[Collected data entries]
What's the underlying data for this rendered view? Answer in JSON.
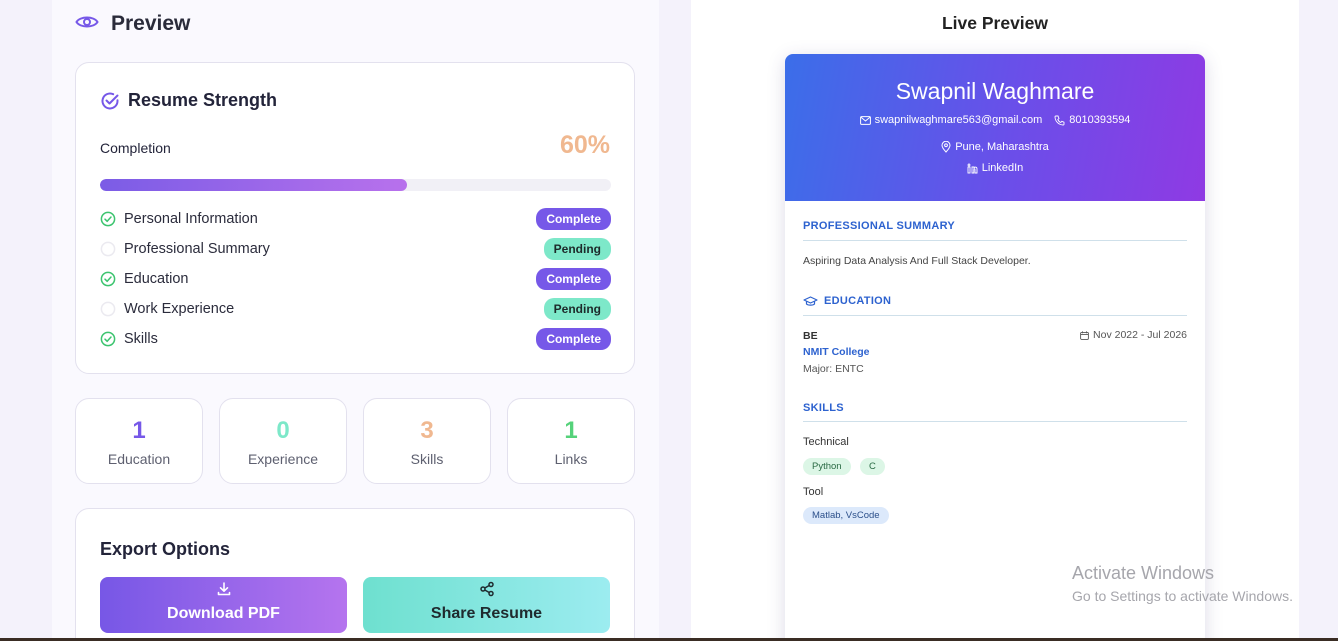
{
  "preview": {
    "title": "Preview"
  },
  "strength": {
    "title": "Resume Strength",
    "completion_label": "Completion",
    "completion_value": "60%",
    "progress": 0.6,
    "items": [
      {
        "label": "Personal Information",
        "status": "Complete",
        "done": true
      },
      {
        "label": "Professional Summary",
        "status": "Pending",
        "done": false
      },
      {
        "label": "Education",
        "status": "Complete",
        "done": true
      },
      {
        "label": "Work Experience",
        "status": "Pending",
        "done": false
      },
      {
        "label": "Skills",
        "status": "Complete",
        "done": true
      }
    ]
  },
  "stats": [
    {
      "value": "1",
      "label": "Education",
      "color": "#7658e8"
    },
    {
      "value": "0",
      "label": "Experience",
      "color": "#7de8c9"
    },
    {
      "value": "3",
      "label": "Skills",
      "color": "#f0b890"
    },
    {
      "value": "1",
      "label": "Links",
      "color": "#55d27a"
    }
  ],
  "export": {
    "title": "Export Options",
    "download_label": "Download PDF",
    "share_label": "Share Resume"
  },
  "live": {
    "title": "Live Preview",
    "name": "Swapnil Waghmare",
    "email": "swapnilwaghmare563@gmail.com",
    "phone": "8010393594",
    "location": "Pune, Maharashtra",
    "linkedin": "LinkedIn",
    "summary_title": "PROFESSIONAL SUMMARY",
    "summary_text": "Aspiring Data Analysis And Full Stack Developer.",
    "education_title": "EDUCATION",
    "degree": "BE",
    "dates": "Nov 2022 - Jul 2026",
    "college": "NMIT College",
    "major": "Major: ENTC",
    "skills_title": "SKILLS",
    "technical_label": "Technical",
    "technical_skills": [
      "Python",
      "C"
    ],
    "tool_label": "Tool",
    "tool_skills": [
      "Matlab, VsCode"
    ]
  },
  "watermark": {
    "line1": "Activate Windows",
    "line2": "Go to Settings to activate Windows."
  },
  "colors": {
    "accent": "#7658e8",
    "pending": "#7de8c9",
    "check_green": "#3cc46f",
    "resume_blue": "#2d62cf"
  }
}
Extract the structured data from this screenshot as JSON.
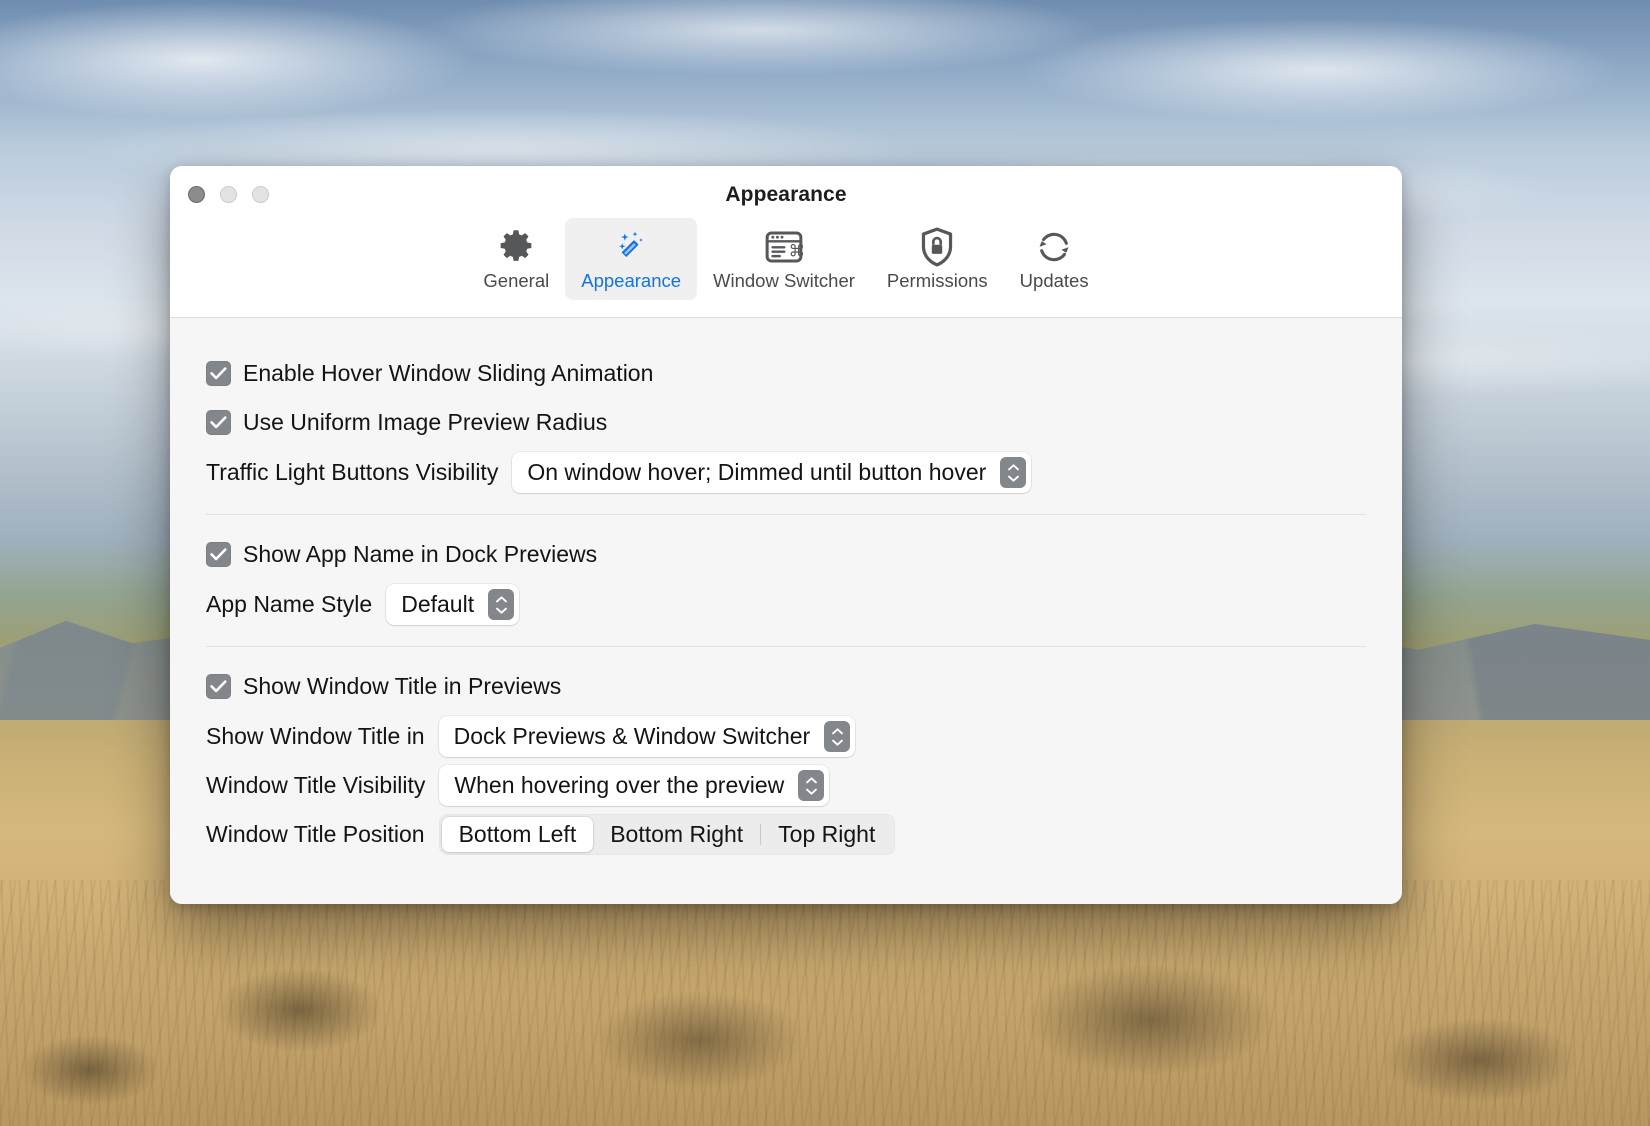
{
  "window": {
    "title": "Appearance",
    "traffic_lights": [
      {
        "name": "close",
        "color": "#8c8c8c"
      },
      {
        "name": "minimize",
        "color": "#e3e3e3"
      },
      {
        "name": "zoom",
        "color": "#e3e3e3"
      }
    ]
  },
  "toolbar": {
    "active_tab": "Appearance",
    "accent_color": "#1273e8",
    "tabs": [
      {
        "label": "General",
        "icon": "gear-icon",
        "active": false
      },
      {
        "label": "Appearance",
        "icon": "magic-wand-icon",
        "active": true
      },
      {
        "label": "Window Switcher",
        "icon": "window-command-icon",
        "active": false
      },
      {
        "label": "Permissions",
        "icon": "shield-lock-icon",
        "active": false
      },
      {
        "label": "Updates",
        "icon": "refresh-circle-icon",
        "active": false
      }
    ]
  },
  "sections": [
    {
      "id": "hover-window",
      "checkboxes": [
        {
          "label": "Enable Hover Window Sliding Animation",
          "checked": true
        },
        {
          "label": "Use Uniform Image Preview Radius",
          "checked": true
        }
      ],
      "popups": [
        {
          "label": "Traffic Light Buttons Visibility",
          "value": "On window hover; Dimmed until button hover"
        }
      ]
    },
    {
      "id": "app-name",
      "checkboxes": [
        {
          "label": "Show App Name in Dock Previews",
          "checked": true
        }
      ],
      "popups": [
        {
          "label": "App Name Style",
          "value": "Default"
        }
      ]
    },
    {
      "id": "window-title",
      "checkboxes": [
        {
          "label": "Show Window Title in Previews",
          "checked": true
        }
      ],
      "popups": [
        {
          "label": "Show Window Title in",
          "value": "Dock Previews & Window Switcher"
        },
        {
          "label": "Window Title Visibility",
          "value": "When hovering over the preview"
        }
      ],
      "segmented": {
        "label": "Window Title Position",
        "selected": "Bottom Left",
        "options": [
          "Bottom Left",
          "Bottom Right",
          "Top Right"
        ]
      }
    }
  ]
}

=== Work instructions ===
From the records given above, copy all lines containing "JSON".

=== Final answer ===
What's the underlying data for this rendered view? Answer in JSON.
Extract the structured data from this screenshot as JSON.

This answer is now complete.